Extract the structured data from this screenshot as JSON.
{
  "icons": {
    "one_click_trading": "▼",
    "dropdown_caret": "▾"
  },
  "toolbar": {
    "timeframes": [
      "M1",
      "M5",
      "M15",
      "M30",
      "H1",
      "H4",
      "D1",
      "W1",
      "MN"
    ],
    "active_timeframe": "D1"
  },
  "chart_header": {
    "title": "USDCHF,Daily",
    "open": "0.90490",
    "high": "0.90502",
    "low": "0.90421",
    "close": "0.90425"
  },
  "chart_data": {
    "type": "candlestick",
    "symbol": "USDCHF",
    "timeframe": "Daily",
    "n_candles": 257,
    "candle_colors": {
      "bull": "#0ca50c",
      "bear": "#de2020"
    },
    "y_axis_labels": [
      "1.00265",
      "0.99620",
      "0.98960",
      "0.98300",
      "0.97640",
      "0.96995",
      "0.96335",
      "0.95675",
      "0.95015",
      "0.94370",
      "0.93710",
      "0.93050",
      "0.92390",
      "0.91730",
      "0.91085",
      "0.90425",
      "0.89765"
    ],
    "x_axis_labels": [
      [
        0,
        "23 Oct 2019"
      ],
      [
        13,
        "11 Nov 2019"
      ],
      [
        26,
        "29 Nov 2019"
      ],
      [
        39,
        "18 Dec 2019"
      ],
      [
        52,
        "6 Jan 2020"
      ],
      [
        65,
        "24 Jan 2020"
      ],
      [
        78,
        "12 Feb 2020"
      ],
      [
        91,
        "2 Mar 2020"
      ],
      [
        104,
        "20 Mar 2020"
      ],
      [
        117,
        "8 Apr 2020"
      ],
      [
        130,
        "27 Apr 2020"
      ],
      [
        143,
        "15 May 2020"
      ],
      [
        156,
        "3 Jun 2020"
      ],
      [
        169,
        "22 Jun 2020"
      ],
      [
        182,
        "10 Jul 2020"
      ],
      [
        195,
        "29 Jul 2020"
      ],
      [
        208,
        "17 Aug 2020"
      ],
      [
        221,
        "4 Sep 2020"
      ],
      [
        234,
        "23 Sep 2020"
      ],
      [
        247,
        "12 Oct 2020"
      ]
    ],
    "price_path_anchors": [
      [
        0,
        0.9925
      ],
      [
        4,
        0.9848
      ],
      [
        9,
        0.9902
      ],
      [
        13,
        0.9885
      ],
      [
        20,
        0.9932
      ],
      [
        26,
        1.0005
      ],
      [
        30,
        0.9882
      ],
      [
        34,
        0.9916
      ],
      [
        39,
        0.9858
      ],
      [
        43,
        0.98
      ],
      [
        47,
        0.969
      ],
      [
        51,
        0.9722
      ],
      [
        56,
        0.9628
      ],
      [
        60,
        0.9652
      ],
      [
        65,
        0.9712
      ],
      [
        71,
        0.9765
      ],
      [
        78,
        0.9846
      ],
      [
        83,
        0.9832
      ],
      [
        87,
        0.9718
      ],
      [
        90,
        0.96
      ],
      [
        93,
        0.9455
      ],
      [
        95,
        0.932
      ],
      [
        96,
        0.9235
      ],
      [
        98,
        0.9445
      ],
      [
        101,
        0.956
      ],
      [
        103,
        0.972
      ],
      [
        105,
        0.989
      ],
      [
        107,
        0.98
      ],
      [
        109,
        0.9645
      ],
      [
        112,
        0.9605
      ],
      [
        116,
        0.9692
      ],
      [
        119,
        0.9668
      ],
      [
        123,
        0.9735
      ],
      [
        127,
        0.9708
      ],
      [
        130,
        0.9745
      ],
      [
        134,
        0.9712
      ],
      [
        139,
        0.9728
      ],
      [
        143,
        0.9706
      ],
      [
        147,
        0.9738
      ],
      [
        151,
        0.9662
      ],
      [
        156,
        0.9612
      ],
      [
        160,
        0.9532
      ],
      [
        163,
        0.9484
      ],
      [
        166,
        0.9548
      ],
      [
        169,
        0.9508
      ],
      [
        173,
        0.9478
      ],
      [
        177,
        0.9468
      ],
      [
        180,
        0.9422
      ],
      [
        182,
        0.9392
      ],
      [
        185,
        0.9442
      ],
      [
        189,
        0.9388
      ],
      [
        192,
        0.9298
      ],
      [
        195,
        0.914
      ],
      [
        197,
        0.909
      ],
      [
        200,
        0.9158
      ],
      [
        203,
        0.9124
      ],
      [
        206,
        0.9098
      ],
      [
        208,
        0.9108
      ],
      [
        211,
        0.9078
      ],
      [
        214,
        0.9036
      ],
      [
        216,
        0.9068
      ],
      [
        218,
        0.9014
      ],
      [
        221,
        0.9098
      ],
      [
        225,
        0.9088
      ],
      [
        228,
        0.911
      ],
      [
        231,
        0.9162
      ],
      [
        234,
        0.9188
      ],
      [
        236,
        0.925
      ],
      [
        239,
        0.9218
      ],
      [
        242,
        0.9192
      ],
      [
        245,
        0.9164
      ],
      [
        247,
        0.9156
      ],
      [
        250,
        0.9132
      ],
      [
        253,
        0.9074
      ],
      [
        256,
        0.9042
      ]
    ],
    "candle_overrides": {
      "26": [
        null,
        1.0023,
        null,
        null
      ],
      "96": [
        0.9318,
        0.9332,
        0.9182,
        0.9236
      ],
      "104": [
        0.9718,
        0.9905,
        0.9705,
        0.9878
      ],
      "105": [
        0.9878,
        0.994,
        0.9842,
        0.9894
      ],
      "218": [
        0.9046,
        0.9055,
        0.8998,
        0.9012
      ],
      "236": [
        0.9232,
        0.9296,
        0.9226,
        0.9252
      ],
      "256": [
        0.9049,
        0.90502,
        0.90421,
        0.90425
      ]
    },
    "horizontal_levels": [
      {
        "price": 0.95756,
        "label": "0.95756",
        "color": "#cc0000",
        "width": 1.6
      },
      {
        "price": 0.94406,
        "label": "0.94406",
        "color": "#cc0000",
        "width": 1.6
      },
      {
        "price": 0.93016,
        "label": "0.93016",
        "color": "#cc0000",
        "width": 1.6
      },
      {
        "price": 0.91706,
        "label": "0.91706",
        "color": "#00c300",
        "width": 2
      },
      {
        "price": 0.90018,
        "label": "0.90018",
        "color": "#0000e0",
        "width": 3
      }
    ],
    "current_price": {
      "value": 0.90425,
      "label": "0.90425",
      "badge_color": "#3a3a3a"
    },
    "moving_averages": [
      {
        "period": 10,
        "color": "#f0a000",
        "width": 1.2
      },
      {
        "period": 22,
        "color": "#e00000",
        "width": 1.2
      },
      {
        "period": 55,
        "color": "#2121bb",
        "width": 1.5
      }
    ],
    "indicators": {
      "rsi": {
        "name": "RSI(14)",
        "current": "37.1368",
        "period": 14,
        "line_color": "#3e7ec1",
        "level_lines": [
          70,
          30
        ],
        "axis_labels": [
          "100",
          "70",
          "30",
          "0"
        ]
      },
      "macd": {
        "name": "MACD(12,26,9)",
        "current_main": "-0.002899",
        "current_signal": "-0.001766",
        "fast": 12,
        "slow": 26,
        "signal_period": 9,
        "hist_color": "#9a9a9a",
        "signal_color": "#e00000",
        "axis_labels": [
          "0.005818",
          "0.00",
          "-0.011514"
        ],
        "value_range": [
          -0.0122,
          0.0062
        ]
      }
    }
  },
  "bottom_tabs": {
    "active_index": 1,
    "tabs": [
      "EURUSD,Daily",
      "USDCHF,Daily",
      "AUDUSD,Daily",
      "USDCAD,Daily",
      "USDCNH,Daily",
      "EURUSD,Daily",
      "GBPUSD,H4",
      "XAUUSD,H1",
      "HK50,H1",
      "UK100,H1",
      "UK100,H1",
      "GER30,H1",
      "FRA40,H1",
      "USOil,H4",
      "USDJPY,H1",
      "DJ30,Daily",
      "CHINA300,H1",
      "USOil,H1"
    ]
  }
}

··········

▸ What you will do: Repeat the listing in full, keeping every line exactly as it is.

▸ Answer for this exercise:
Extract the structured data from this screenshot as JSON.
{
  "icons": {
    "one_click_trading": "▼",
    "dropdown_caret": "▾"
  },
  "toolbar": {
    "timeframes": [
      "M1",
      "M5",
      "M15",
      "M30",
      "H1",
      "H4",
      "D1",
      "W1",
      "MN"
    ],
    "active_timeframe": "D1"
  },
  "chart_header": {
    "title": "USDCHF,Daily",
    "open": "0.90490",
    "high": "0.90502",
    "low": "0.90421",
    "close": "0.90425"
  },
  "chart_data": {
    "type": "candlestick",
    "symbol": "USDCHF",
    "timeframe": "Daily",
    "n_candles": 257,
    "candle_colors": {
      "bull": "#0ca50c",
      "bear": "#de2020"
    },
    "y_axis_labels": [
      "1.00265",
      "0.99620",
      "0.98960",
      "0.98300",
      "0.97640",
      "0.96995",
      "0.96335",
      "0.95675",
      "0.95015",
      "0.94370",
      "0.93710",
      "0.93050",
      "0.92390",
      "0.91730",
      "0.91085",
      "0.90425",
      "0.89765"
    ],
    "x_axis_labels": [
      [
        0,
        "23 Oct 2019"
      ],
      [
        13,
        "11 Nov 2019"
      ],
      [
        26,
        "29 Nov 2019"
      ],
      [
        39,
        "18 Dec 2019"
      ],
      [
        52,
        "6 Jan 2020"
      ],
      [
        65,
        "24 Jan 2020"
      ],
      [
        78,
        "12 Feb 2020"
      ],
      [
        91,
        "2 Mar 2020"
      ],
      [
        104,
        "20 Mar 2020"
      ],
      [
        117,
        "8 Apr 2020"
      ],
      [
        130,
        "27 Apr 2020"
      ],
      [
        143,
        "15 May 2020"
      ],
      [
        156,
        "3 Jun 2020"
      ],
      [
        169,
        "22 Jun 2020"
      ],
      [
        182,
        "10 Jul 2020"
      ],
      [
        195,
        "29 Jul 2020"
      ],
      [
        208,
        "17 Aug 2020"
      ],
      [
        221,
        "4 Sep 2020"
      ],
      [
        234,
        "23 Sep 2020"
      ],
      [
        247,
        "12 Oct 2020"
      ]
    ],
    "price_path_anchors": [
      [
        0,
        0.9925
      ],
      [
        4,
        0.9848
      ],
      [
        9,
        0.9902
      ],
      [
        13,
        0.9885
      ],
      [
        20,
        0.9932
      ],
      [
        26,
        1.0005
      ],
      [
        30,
        0.9882
      ],
      [
        34,
        0.9916
      ],
      [
        39,
        0.9858
      ],
      [
        43,
        0.98
      ],
      [
        47,
        0.969
      ],
      [
        51,
        0.9722
      ],
      [
        56,
        0.9628
      ],
      [
        60,
        0.9652
      ],
      [
        65,
        0.9712
      ],
      [
        71,
        0.9765
      ],
      [
        78,
        0.9846
      ],
      [
        83,
        0.9832
      ],
      [
        87,
        0.9718
      ],
      [
        90,
        0.96
      ],
      [
        93,
        0.9455
      ],
      [
        95,
        0.932
      ],
      [
        96,
        0.9235
      ],
      [
        98,
        0.9445
      ],
      [
        101,
        0.956
      ],
      [
        103,
        0.972
      ],
      [
        105,
        0.989
      ],
      [
        107,
        0.98
      ],
      [
        109,
        0.9645
      ],
      [
        112,
        0.9605
      ],
      [
        116,
        0.9692
      ],
      [
        119,
        0.9668
      ],
      [
        123,
        0.9735
      ],
      [
        127,
        0.9708
      ],
      [
        130,
        0.9745
      ],
      [
        134,
        0.9712
      ],
      [
        139,
        0.9728
      ],
      [
        143,
        0.9706
      ],
      [
        147,
        0.9738
      ],
      [
        151,
        0.9662
      ],
      [
        156,
        0.9612
      ],
      [
        160,
        0.9532
      ],
      [
        163,
        0.9484
      ],
      [
        166,
        0.9548
      ],
      [
        169,
        0.9508
      ],
      [
        173,
        0.9478
      ],
      [
        177,
        0.9468
      ],
      [
        180,
        0.9422
      ],
      [
        182,
        0.9392
      ],
      [
        185,
        0.9442
      ],
      [
        189,
        0.9388
      ],
      [
        192,
        0.9298
      ],
      [
        195,
        0.914
      ],
      [
        197,
        0.909
      ],
      [
        200,
        0.9158
      ],
      [
        203,
        0.9124
      ],
      [
        206,
        0.9098
      ],
      [
        208,
        0.9108
      ],
      [
        211,
        0.9078
      ],
      [
        214,
        0.9036
      ],
      [
        216,
        0.9068
      ],
      [
        218,
        0.9014
      ],
      [
        221,
        0.9098
      ],
      [
        225,
        0.9088
      ],
      [
        228,
        0.911
      ],
      [
        231,
        0.9162
      ],
      [
        234,
        0.9188
      ],
      [
        236,
        0.925
      ],
      [
        239,
        0.9218
      ],
      [
        242,
        0.9192
      ],
      [
        245,
        0.9164
      ],
      [
        247,
        0.9156
      ],
      [
        250,
        0.9132
      ],
      [
        253,
        0.9074
      ],
      [
        256,
        0.9042
      ]
    ],
    "candle_overrides": {
      "26": [
        null,
        1.0023,
        null,
        null
      ],
      "96": [
        0.9318,
        0.9332,
        0.9182,
        0.9236
      ],
      "104": [
        0.9718,
        0.9905,
        0.9705,
        0.9878
      ],
      "105": [
        0.9878,
        0.994,
        0.9842,
        0.9894
      ],
      "218": [
        0.9046,
        0.9055,
        0.8998,
        0.9012
      ],
      "236": [
        0.9232,
        0.9296,
        0.9226,
        0.9252
      ],
      "256": [
        0.9049,
        0.90502,
        0.90421,
        0.90425
      ]
    },
    "horizontal_levels": [
      {
        "price": 0.95756,
        "label": "0.95756",
        "color": "#cc0000",
        "width": 1.6
      },
      {
        "price": 0.94406,
        "label": "0.94406",
        "color": "#cc0000",
        "width": 1.6
      },
      {
        "price": 0.93016,
        "label": "0.93016",
        "color": "#cc0000",
        "width": 1.6
      },
      {
        "price": 0.91706,
        "label": "0.91706",
        "color": "#00c300",
        "width": 2
      },
      {
        "price": 0.90018,
        "label": "0.90018",
        "color": "#0000e0",
        "width": 3
      }
    ],
    "current_price": {
      "value": 0.90425,
      "label": "0.90425",
      "badge_color": "#3a3a3a"
    },
    "moving_averages": [
      {
        "period": 10,
        "color": "#f0a000",
        "width": 1.2
      },
      {
        "period": 22,
        "color": "#e00000",
        "width": 1.2
      },
      {
        "period": 55,
        "color": "#2121bb",
        "width": 1.5
      }
    ],
    "indicators": {
      "rsi": {
        "name": "RSI(14)",
        "current": "37.1368",
        "period": 14,
        "line_color": "#3e7ec1",
        "level_lines": [
          70,
          30
        ],
        "axis_labels": [
          "100",
          "70",
          "30",
          "0"
        ]
      },
      "macd": {
        "name": "MACD(12,26,9)",
        "current_main": "-0.002899",
        "current_signal": "-0.001766",
        "fast": 12,
        "slow": 26,
        "signal_period": 9,
        "hist_color": "#9a9a9a",
        "signal_color": "#e00000",
        "axis_labels": [
          "0.005818",
          "0.00",
          "-0.011514"
        ],
        "value_range": [
          -0.0122,
          0.0062
        ]
      }
    }
  },
  "bottom_tabs": {
    "active_index": 1,
    "tabs": [
      "EURUSD,Daily",
      "USDCHF,Daily",
      "AUDUSD,Daily",
      "USDCAD,Daily",
      "USDCNH,Daily",
      "EURUSD,Daily",
      "GBPUSD,H4",
      "XAUUSD,H1",
      "HK50,H1",
      "UK100,H1",
      "UK100,H1",
      "GER30,H1",
      "FRA40,H1",
      "USOil,H4",
      "USDJPY,H1",
      "DJ30,Daily",
      "CHINA300,H1",
      "USOil,H1"
    ]
  }
}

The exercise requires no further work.